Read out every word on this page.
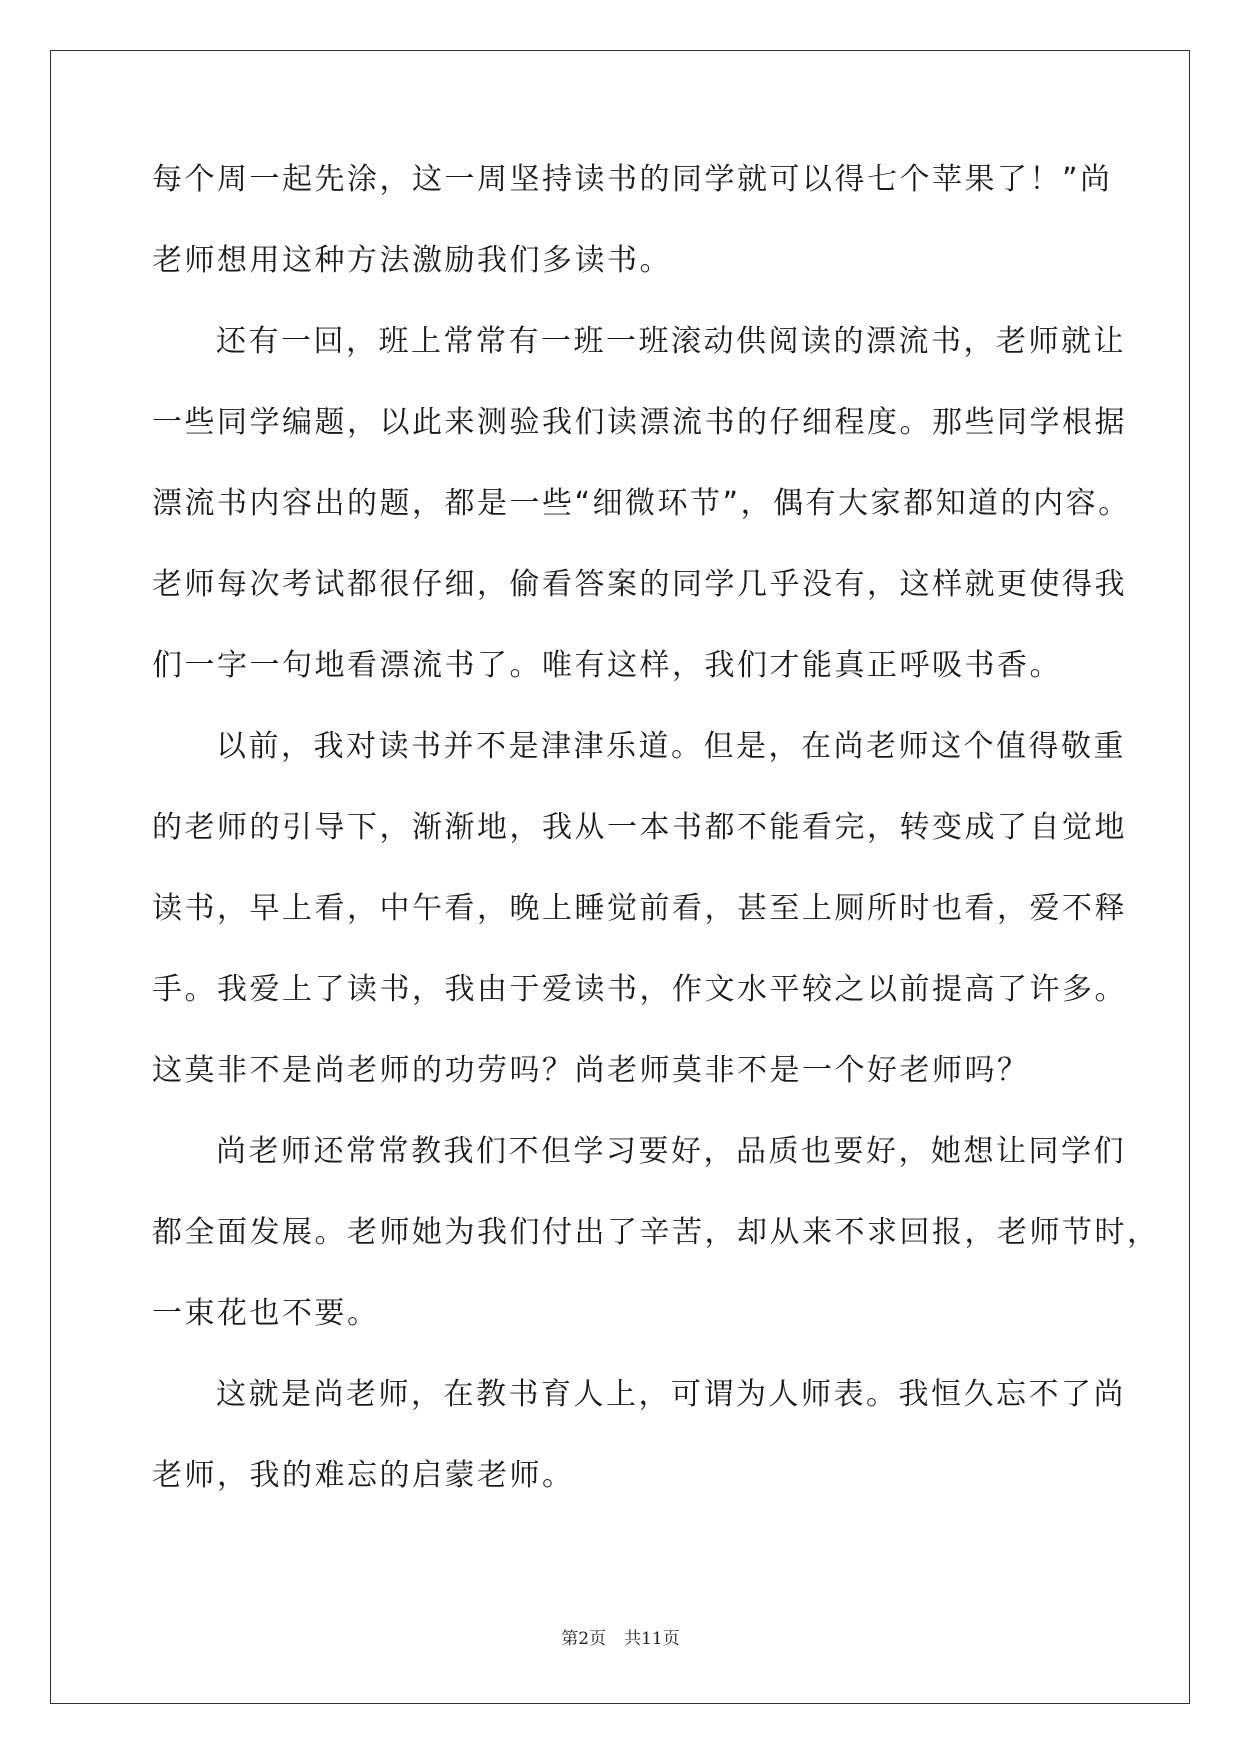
每个周一起先涂，这一周坚持读书的同学就可以得七个苹果了！”尚
老师想用这种方法激励我们多读书。
还有一回，班上常常有一班一班滚动供阅读的漂流书，老师就让
一些同学编题，以此来测验我们读漂流书的仔细程度。那些同学根据
漂流书内容出的题，都是一些“细微环节”，偶有大家都知道的内容。
老师每次考试都很仔细，偷看答案的同学几乎没有，这样就更使得我
们一字一句地看漂流书了。唯有这样，我们才能真正呼吸书香。
以前，我对读书并不是津津乐道。但是，在尚老师这个值得敬重
的老师的引导下，渐渐地，我从一本书都不能看完，转变成了自觉地
读书，早上看，中午看，晚上睡觉前看，甚至上厕所时也看，爱不释
手。我爱上了读书，我由于爱读书，作文水平较之以前提高了许多。
这莫非不是尚老师的功劳吗？尚老师莫非不是一个好老师吗？
尚老师还常常教我们不但学习要好，品质也要好，她想让同学们
都全面发展。老师她为我们付出了辛苦，却从来不求回报，老师节时，
一束花也不要。
这就是尚老师，在教书育人上，可谓为人师表。我恒久忘不了尚
老师，我的难忘的启蒙老师。
第2页 共11页
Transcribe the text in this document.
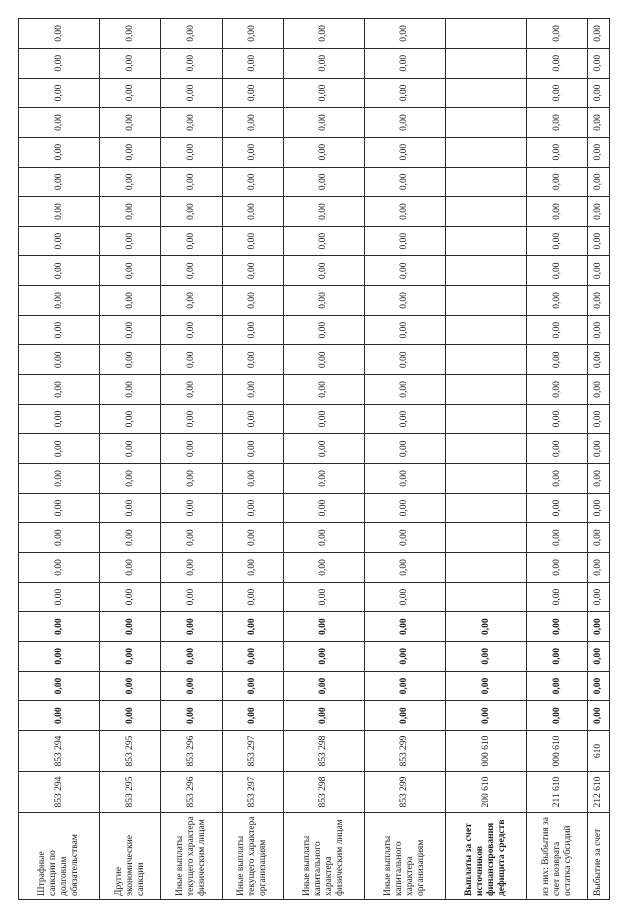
Штрафные санкции по долговым обязательствам	853 294	853 294	0,00	0,00	0,00	0,00	0,00	0,00	0,00	0,00	0,00	0,00	0,00	0,00	0,00	0,00	0,00	0,00	0,00	0,00	0,00	0,00	0,00	0,00	0,00	0,00
Другие экономические санкции	853 295	853 295	0,00	0,00	0,00	0,00	0,00	0,00	0,00	0,00	0,00	0,00	0,00	0,00	0,00	0,00	0,00	0,00	0,00	0,00	0,00	0,00	0,00	0,00	0,00	0,00
Иные выплаты текущего характера физическим лицам	853 296	853 296	0,00	0,00	0,00	0,00	0,00	0,00	0,00	0,00	0,00	0,00	0,00	0,00	0,00	0,00	0,00	0,00	0,00	0,00	0,00	0,00	0,00	0,00	0,00	0,00
Иные выплаты текущего характера организациям	853 297	853 297	0,00	0,00	0,00	0,00	0,00	0,00	0,00	0,00	0,00	0,00	0,00	0,00	0,00	0,00	0,00	0,00	0,00	0,00	0,00	0,00	0,00	0,00	0,00	0,00
Иные выплаты капитального характера физическим лицам	853 298	853 298	0,00	0,00	0,00	0,00	0,00	0,00	0,00	0,00	0,00	0,00	0,00	0,00	0,00	0,00	0,00	0,00	0,00	0,00	0,00	0,00	0,00	0,00	0,00	0,00
Иные выплаты капитального характера организациям	853 299	853 299	0,00	0,00	0,00	0,00	0,00	0,00	0,00	0,00	0,00	0,00	0,00	0,00	0,00	0,00	0,00	0,00	0,00	0,00	0,00	0,00	0,00	0,00	0,00	0,00
Выплаты за счет источников финансирования дефицита средств	200 610	000 610	0,00	0,00	0,00	0,00																				
из них: Выбытия за счет возврата остатка субсидий	211 610	000 610	0,00	0,00	0,00	0,00	0,00	0,00	0,00	0,00	0,00	0,00	0,00	0,00	0,00	0,00	0,00	0,00	0,00	0,00	0,00	0,00	0,00	0,00	0,00	0,00
Выбытие за счет	212 610	610	0,00	0,00	0,00	0,00	0,00	0,00	0,00	0,00	0,00	0,00	0,00	0,00	0,00	0,00	0,00	0,00	0,00	0,00	0,00	0,00	0,00	0,00	0,00	0,00
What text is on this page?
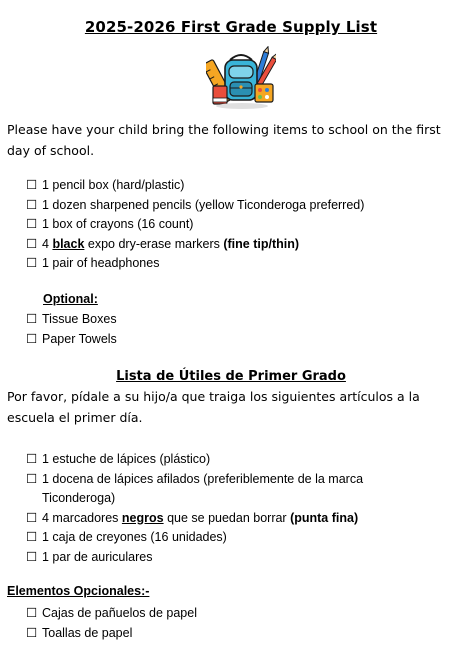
2025-2026 First Grade Supply List
Please have your child bring the following items to school on the first day of school.
☐ 1 pencil box (hard/plastic)
☐ 1 dozen sharpened pencils (yellow Ticonderoga preferred)
☐ 1 box of crayons (16 count)
☐ 4 black expo dry-erase markers (fine tip/thin)
☐ 1 pair of headphones
Optional:
☐ Tissue Boxes
☐ Paper Towels
Lista de Útiles de Primer Grado
Por favor, pídale a su hijo/a que traiga los siguientes artículos a la escuela el primer día.
☐ 1 estuche de lápices (plástico)
☐ 1 docena de lápices afilados (preferiblemente de la marca Ticonderoga)
☐ 4 marcadores negros que se puedan borrar (punta fina)
☐ 1 caja de creyones (16 unidades)
☐ 1 par de auriculares
Elementos Opcionales:-
☐ Cajas de pañuelos de papel
☐ Toallas de papel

JOB —
From the records above, pick out and copy each line holding the word "капитального".

WORKED SOLUTION —
Иные выплаты капитального характера физическим лицам	853 298	853 298	0,00	0,00	0,00	0,00	0,00	0,00	0,00	0,00	0,00	0,00	0,00	0,00	0,00	0,00	0,00	0,00	0,00	0,00	0,00	0,00	0,00	0,00	0,00	0,00
Иные выплаты капитального характера организациям	853 299	853 299	0,00	0,00	0,00	0,00	0,00	0,00	0,00	0,00	0,00	0,00	0,00	0,00	0,00	0,00	0,00	0,00	0,00	0,00	0,00	0,00	0,00	0,00	0,00	0,00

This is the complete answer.